Find the string "Precipitation" and gather every line that holds it.

### Supplied records ###

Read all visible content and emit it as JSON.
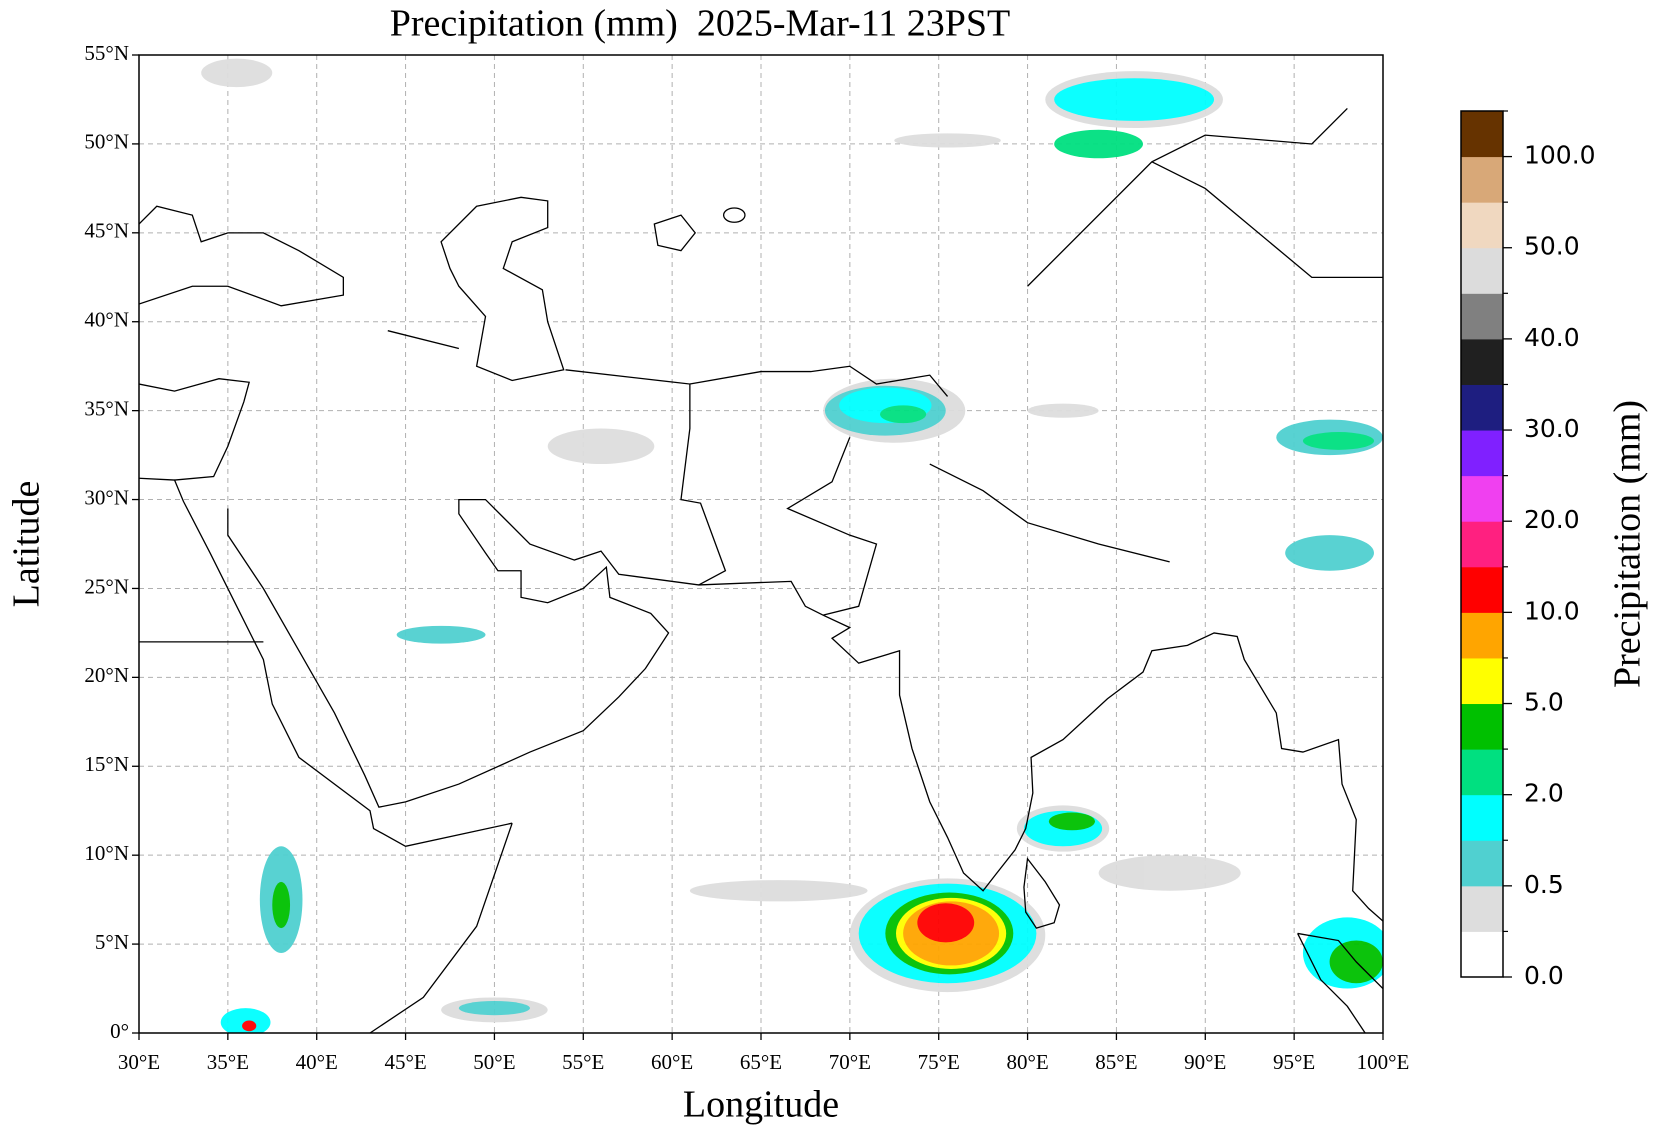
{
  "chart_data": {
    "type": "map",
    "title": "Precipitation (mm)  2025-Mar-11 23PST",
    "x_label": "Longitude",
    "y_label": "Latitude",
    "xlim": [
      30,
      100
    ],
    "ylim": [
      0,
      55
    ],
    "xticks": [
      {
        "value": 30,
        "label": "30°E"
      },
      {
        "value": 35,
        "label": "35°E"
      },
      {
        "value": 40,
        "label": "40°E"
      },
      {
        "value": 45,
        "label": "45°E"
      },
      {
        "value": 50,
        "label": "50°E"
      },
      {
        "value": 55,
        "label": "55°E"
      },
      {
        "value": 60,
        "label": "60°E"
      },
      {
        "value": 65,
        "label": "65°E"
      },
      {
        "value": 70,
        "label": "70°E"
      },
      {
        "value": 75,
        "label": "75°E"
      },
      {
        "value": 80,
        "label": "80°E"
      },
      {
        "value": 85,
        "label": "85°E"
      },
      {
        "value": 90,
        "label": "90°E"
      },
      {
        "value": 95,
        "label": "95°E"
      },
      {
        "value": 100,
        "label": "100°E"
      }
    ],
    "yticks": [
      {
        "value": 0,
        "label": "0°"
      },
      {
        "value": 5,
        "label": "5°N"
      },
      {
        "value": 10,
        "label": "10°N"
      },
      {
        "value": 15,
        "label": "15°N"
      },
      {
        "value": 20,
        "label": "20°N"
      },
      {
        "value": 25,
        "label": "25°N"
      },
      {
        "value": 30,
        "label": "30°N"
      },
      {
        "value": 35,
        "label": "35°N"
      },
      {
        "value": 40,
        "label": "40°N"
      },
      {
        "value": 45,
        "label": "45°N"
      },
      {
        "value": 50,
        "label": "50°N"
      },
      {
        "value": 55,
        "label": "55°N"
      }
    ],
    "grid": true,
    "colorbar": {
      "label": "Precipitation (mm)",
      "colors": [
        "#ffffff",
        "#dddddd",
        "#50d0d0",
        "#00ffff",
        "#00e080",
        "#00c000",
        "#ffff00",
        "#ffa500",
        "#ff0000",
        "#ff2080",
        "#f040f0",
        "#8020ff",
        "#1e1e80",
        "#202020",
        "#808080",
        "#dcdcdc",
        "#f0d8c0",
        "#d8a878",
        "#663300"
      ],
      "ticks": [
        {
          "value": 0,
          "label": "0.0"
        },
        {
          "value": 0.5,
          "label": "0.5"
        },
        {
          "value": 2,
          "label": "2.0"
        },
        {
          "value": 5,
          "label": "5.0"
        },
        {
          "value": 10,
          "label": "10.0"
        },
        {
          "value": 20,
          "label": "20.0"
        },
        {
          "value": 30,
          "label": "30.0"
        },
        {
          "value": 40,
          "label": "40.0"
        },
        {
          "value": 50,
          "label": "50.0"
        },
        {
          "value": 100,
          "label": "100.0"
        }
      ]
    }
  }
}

###
### Supplied records ###

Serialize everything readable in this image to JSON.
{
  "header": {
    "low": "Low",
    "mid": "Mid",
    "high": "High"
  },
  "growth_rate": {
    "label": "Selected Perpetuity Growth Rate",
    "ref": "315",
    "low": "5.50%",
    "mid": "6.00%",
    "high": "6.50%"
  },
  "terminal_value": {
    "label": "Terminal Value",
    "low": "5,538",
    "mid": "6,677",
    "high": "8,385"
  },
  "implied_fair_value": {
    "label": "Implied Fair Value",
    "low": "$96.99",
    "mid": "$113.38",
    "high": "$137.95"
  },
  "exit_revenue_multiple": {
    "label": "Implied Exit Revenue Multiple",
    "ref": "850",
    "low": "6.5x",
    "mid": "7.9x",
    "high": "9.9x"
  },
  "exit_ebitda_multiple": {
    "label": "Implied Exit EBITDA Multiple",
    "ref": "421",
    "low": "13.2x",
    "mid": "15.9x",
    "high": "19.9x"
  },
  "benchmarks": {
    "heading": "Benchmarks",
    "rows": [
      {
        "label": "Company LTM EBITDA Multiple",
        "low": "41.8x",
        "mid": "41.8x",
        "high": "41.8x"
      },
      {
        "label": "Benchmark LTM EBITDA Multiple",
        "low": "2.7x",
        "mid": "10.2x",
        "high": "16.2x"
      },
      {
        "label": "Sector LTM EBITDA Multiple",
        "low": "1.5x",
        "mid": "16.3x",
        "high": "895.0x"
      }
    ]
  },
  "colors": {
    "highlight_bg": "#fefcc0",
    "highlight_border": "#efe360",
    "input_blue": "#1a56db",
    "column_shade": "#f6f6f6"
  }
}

###

**Worked answer**
    "title": "Precipitation (mm)  2025-Mar-11 23PST",
      "label": "Precipitation (mm)",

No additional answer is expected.